-- The data --
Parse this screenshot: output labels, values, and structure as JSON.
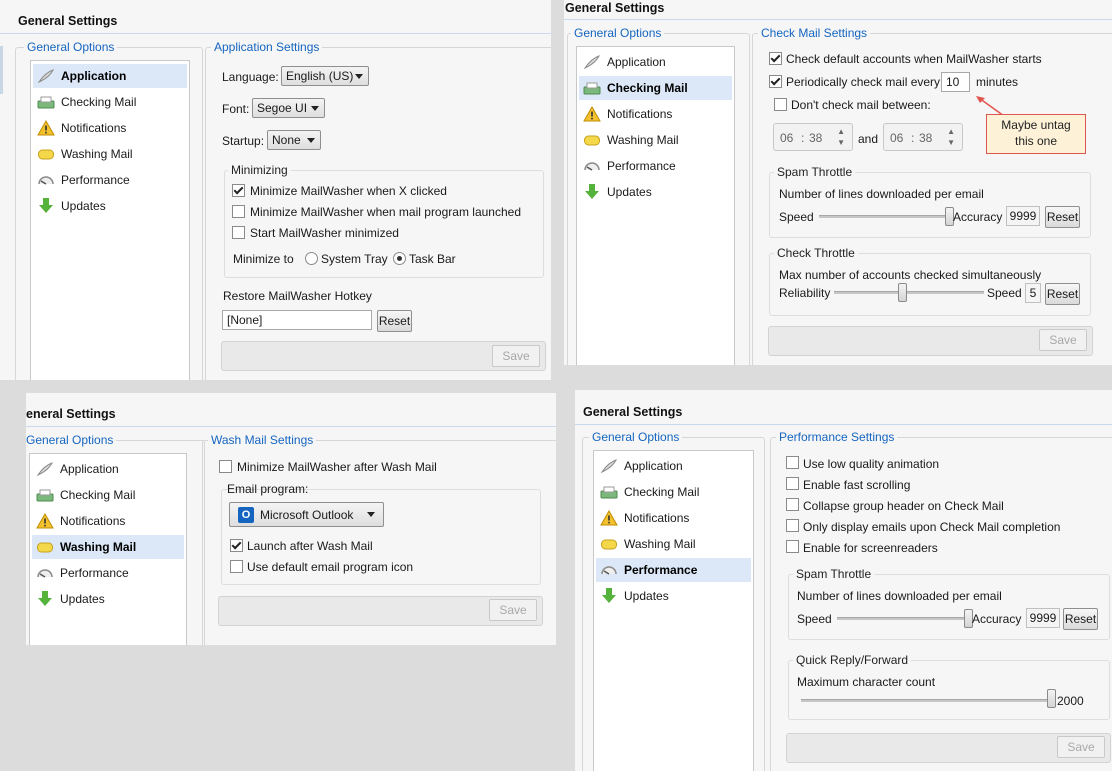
{
  "nav_items": [
    "Application",
    "Checking Mail",
    "Notifications",
    "Washing Mail",
    "Performance",
    "Updates"
  ],
  "icons": [
    "feather-icon",
    "mail-tray-icon",
    "warning-icon",
    "soap-icon",
    "speedometer-icon",
    "download-arrow-icon"
  ],
  "colors": {
    "accent": "#1565c0",
    "selected_bg": "#dce8f7",
    "note_border": "#e0564f",
    "note_bg": "#fdf2d8"
  },
  "common": {
    "window_title": "General Settings",
    "window_title_cropped": "eneral Settings",
    "general_options": "General Options",
    "save": "Save",
    "reset": "Reset"
  },
  "application": {
    "section_title": "Application Settings",
    "language_label": "Language:",
    "language_value": "English (US)",
    "font_label": "Font:",
    "font_value": "Segoe UI",
    "startup_label": "Startup:",
    "startup_value": "None",
    "minimizing_title": "Minimizing",
    "minimize_on_close": "Minimize MailWasher when X clicked",
    "minimize_on_close_checked": true,
    "minimize_on_launch": "Minimize MailWasher when mail program launched",
    "minimize_on_launch_checked": false,
    "start_minimized": "Start MailWasher minimized",
    "start_minimized_checked": false,
    "minimize_to_label": "Minimize to",
    "system_tray": "System Tray",
    "task_bar": "Task Bar",
    "minimize_to_value": "Task Bar",
    "hotkey_label": "Restore MailWasher Hotkey",
    "hotkey_value": "[None]"
  },
  "checking": {
    "section_title": "Check Mail Settings",
    "check_default": "Check default accounts when MailWasher starts",
    "check_default_checked": true,
    "periodically": "Periodically check mail every",
    "periodically_checked": true,
    "interval": "10",
    "minutes": "minutes",
    "dont_check": "Don't check mail between:",
    "dont_check_checked": false,
    "time_from_h": "06",
    "time_from_m": "38",
    "time_and": "and",
    "time_to_h": "06",
    "time_to_m": "38",
    "annotation": "Maybe untag this one",
    "spam_throttle_title": "Spam Throttle",
    "spam_desc": "Number of lines downloaded per email",
    "speed": "Speed",
    "accuracy": "Accuracy",
    "spam_value": "9999",
    "spam_level": 0.98,
    "check_throttle_title": "Check Throttle",
    "check_desc": "Max number of accounts checked simultaneously",
    "reliability": "Reliability",
    "check_value": "5",
    "check_level": 0.45
  },
  "washing": {
    "section_title": "Wash Mail Settings",
    "minimize_after": "Minimize MailWasher after Wash Mail",
    "minimize_after_checked": false,
    "email_program_label": "Email program:",
    "email_program_value": "Microsoft Outlook",
    "launch_after": "Launch after Wash Mail",
    "launch_after_checked": true,
    "use_default_icon": "Use default email program icon",
    "use_default_icon_checked": false
  },
  "performance": {
    "section_title": "Performance Settings",
    "low_quality": "Use low quality animation",
    "fast_scrolling": "Enable fast scrolling",
    "collapse_header": "Collapse group header on Check Mail",
    "only_display": "Only display emails upon Check Mail completion",
    "screenreaders": "Enable for screenreaders",
    "spam_throttle_title": "Spam Throttle",
    "spam_desc": "Number of lines downloaded per email",
    "speed": "Speed",
    "accuracy": "Accuracy",
    "spam_value": "9999",
    "spam_level": 0.98,
    "quick_reply_title": "Quick Reply/Forward",
    "max_chars": "Maximum character count",
    "max_chars_value": "2000",
    "max_chars_level": 1.0
  }
}
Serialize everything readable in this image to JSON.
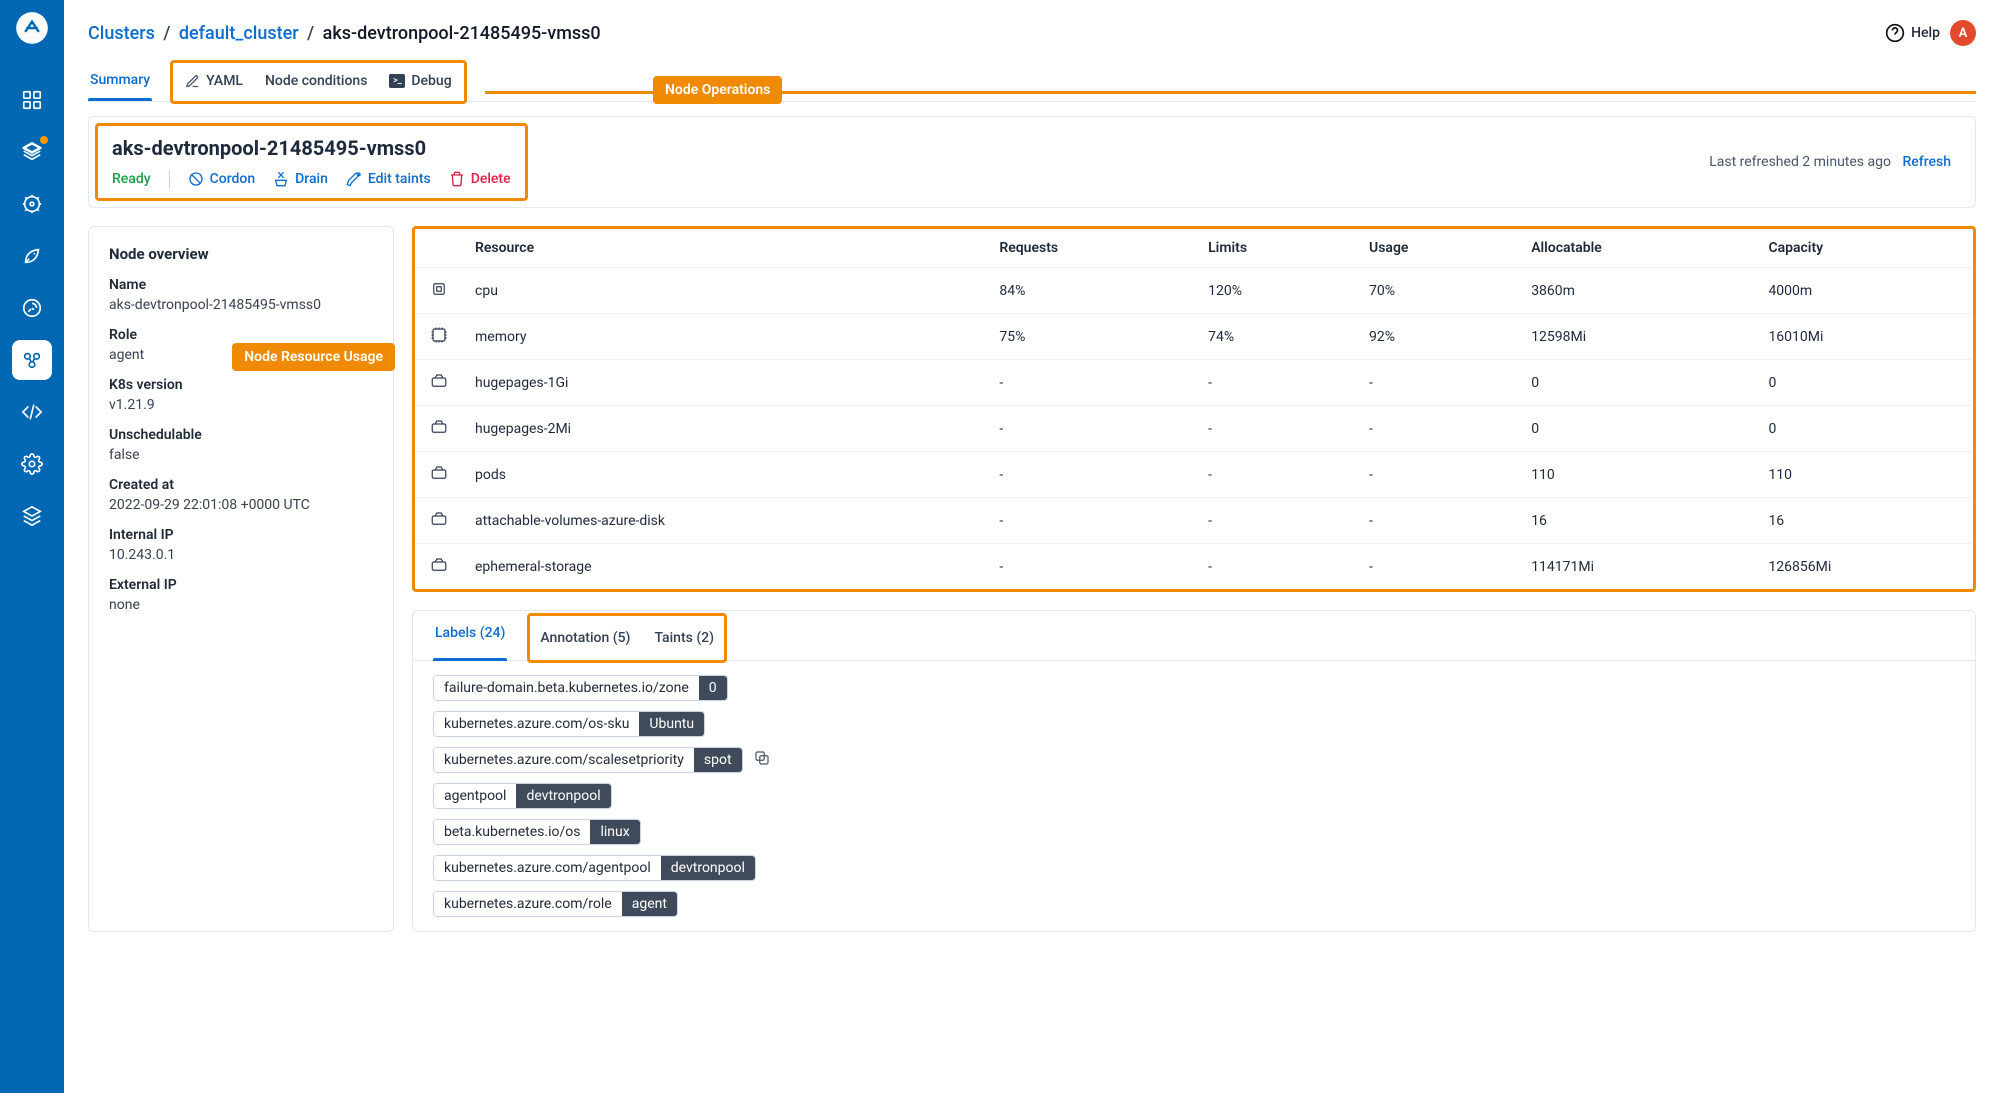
{
  "breadcrumbs": {
    "root": "Clusters",
    "cluster": "default_cluster",
    "node": "aks-devtronpool-21485495-vmss0"
  },
  "topRight": {
    "help": "Help",
    "avatarInitial": "A"
  },
  "tabs": {
    "summary": "Summary",
    "yaml": "YAML",
    "conditions": "Node conditions",
    "debug": "Debug"
  },
  "callouts": {
    "nodeOps": "Node Operations",
    "resourceUsage": "Node Resource Usage"
  },
  "header": {
    "title": "aks-devtronpool-21485495-vmss0",
    "status": "Ready",
    "actions": {
      "cordon": "Cordon",
      "drain": "Drain",
      "editTaints": "Edit taints",
      "delete": "Delete"
    },
    "lastRefreshed": "Last refreshed 2 minutes ago",
    "refresh": "Refresh"
  },
  "overview": {
    "title": "Node overview",
    "items": [
      {
        "label": "Name",
        "value": "aks-devtronpool-21485495-vmss0"
      },
      {
        "label": "Role",
        "value": "agent"
      },
      {
        "label": "K8s version",
        "value": "v1.21.9"
      },
      {
        "label": "Unschedulable",
        "value": "false"
      },
      {
        "label": "Created at",
        "value": "2022-09-29 22:01:08 +0000 UTC"
      },
      {
        "label": "Internal IP",
        "value": "10.243.0.1"
      },
      {
        "label": "External IP",
        "value": "none"
      }
    ]
  },
  "resources": {
    "headers": [
      "Resource",
      "Requests",
      "Limits",
      "Usage",
      "Allocatable",
      "Capacity"
    ],
    "rows": [
      {
        "icon": "cpu",
        "name": "cpu",
        "requests": "84%",
        "limits": "120%",
        "usage": "70%",
        "allocatable": "3860m",
        "capacity": "4000m"
      },
      {
        "icon": "mem",
        "name": "memory",
        "requests": "75%",
        "limits": "74%",
        "usage": "92%",
        "allocatable": "12598Mi",
        "capacity": "16010Mi"
      },
      {
        "icon": "disk",
        "name": "hugepages-1Gi",
        "requests": "-",
        "limits": "-",
        "usage": "-",
        "allocatable": "0",
        "capacity": "0"
      },
      {
        "icon": "disk",
        "name": "hugepages-2Mi",
        "requests": "-",
        "limits": "-",
        "usage": "-",
        "allocatable": "0",
        "capacity": "0"
      },
      {
        "icon": "disk",
        "name": "pods",
        "requests": "-",
        "limits": "-",
        "usage": "-",
        "allocatable": "110",
        "capacity": "110"
      },
      {
        "icon": "disk",
        "name": "attachable-volumes-azure-disk",
        "requests": "-",
        "limits": "-",
        "usage": "-",
        "allocatable": "16",
        "capacity": "16"
      },
      {
        "icon": "disk",
        "name": "ephemeral-storage",
        "requests": "-",
        "limits": "-",
        "usage": "-",
        "allocatable": "114171Mi",
        "capacity": "126856Mi"
      }
    ]
  },
  "metaTabs": {
    "labels": "Labels (24)",
    "annotations": "Annotation (5)",
    "taints": "Taints (2)"
  },
  "labels": [
    {
      "key": "failure-domain.beta.kubernetes.io/zone",
      "val": "0"
    },
    {
      "key": "kubernetes.azure.com/os-sku",
      "val": "Ubuntu"
    },
    {
      "key": "kubernetes.azure.com/scalesetpriority",
      "val": "spot",
      "copy": true
    },
    {
      "key": "agentpool",
      "val": "devtronpool"
    },
    {
      "key": "beta.kubernetes.io/os",
      "val": "linux"
    },
    {
      "key": "kubernetes.azure.com/agentpool",
      "val": "devtronpool"
    },
    {
      "key": "kubernetes.azure.com/role",
      "val": "agent"
    }
  ]
}
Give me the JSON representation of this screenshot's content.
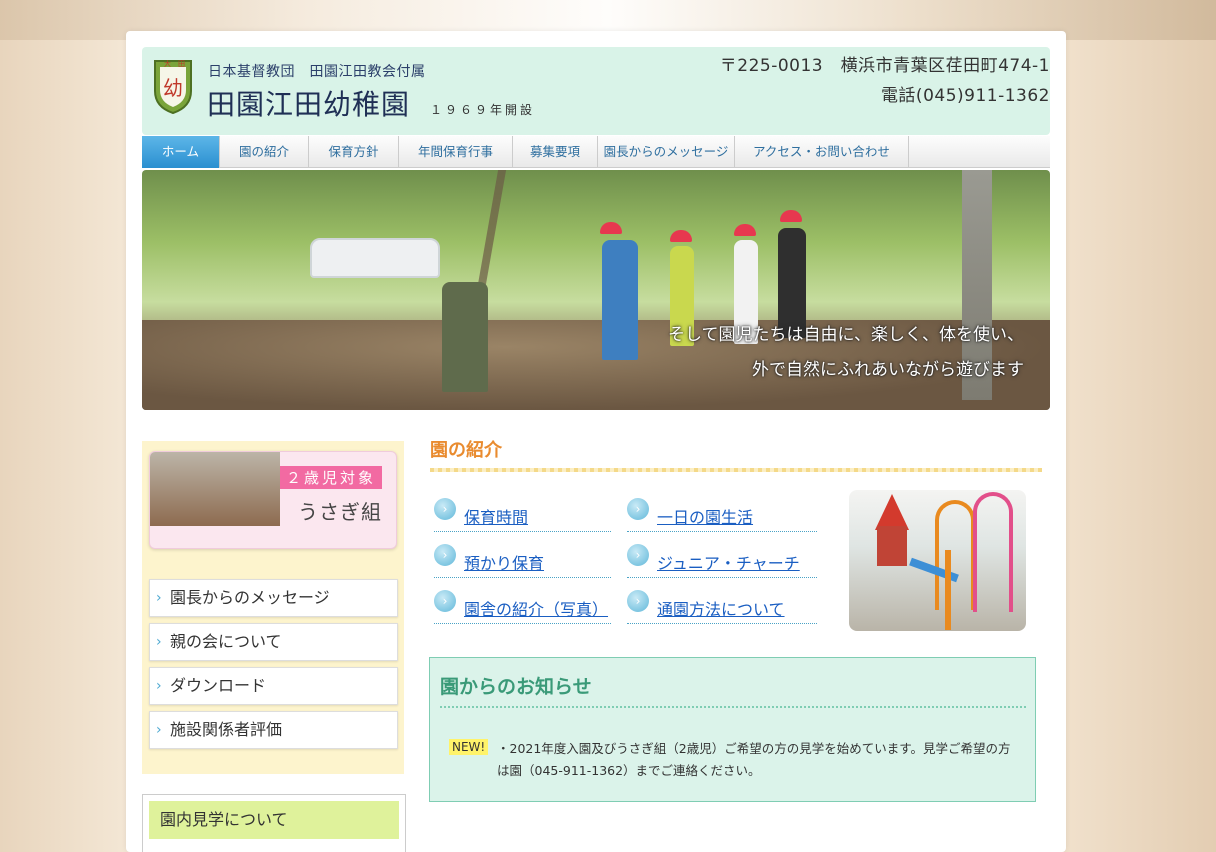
{
  "colors": {
    "accent_blue": "#2a8fd0",
    "header_bg": "#d9f3e8",
    "section_orange": "#e98b2f",
    "notice_green": "#3a9a78",
    "sidebar_bg": "#fdf4cd"
  },
  "header": {
    "org": "日本基督教団　田園江田教会付属",
    "title": "田園江田幼稚園",
    "founded": "１９６９年開設",
    "address": "〒225-0013　横浜市青葉区荏田町474-1",
    "phone": "電話(045)911-1362",
    "logo_icon": "school-crest-icon"
  },
  "nav": {
    "items": [
      {
        "label": "ホーム"
      },
      {
        "label": "園の紹介"
      },
      {
        "label": "保育方針"
      },
      {
        "label": "年間保育行事"
      },
      {
        "label": "募集要項"
      },
      {
        "label": "園長からのメッセージ"
      },
      {
        "label": "アクセス・お問い合わせ"
      }
    ]
  },
  "hero": {
    "line1": "そして園児たちは自由に、楽しく、体を使い、",
    "line2": "外で自然にふれあいながら遊びます"
  },
  "sidebar": {
    "usagi_badge": "２歳児対象",
    "usagi_label": "うさぎ組",
    "links": [
      {
        "label": "園長からのメッセージ"
      },
      {
        "label": "親の会について"
      },
      {
        "label": "ダウンロード"
      },
      {
        "label": "施設関係者評価"
      }
    ],
    "visit_label": "園内見学について"
  },
  "intro": {
    "title": "園の紹介",
    "links": [
      {
        "label": "保育時間"
      },
      {
        "label": "一日の園生活"
      },
      {
        "label": "預かり保育"
      },
      {
        "label": "ジュニア・チャーチ"
      },
      {
        "label": "園舎の紹介（写真）"
      },
      {
        "label": "通園方法について"
      }
    ]
  },
  "notice": {
    "title": "園からのお知らせ",
    "badge": "NEW!",
    "text": "・2021年度入園及びうさぎ組（2歳児）ご希望の方の見学を始めています。見学ご希望の方は園（045-911-1362）までご連絡ください。"
  }
}
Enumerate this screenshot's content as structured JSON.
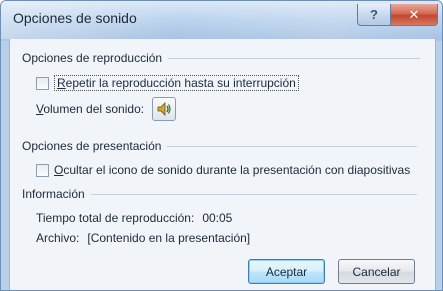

-- What needs to be done --
How many lines of the listing above include the word "content"? Reply with the number alone.

-- Full solution --
2